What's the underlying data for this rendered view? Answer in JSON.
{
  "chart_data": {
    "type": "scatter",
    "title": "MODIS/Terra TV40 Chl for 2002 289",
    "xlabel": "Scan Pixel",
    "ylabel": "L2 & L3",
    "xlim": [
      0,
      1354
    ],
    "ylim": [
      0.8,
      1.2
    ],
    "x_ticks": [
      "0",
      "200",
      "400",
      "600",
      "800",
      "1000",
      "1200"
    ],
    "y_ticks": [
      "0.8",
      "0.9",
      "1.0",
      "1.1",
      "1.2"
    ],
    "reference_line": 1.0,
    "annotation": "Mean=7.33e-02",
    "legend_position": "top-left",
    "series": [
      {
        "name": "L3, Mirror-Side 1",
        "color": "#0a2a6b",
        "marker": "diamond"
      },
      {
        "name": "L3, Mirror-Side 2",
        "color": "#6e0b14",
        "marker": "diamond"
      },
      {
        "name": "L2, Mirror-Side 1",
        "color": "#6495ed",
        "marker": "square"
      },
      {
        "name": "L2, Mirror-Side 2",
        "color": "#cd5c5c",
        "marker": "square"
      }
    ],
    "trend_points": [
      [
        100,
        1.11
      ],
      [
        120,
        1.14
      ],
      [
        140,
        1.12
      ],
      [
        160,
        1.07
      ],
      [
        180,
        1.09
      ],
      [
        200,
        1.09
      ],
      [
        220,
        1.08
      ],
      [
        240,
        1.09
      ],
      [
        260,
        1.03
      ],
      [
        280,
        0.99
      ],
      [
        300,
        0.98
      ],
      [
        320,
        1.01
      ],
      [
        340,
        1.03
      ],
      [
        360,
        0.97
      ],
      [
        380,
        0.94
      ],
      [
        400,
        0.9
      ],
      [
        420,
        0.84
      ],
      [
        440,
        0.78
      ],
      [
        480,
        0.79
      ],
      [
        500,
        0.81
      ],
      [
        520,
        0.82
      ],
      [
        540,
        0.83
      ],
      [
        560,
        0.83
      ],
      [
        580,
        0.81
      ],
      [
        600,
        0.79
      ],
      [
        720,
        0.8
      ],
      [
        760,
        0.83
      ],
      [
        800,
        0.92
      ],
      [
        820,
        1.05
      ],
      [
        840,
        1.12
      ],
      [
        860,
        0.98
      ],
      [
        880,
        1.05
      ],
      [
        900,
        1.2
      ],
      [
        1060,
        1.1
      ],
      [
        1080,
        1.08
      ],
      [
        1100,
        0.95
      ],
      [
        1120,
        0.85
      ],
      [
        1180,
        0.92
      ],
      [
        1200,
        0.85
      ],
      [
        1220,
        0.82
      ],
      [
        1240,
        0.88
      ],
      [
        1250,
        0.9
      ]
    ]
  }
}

# # # #

Within the data above, count the lines that contain the string "name"; the reply is the number alone.

4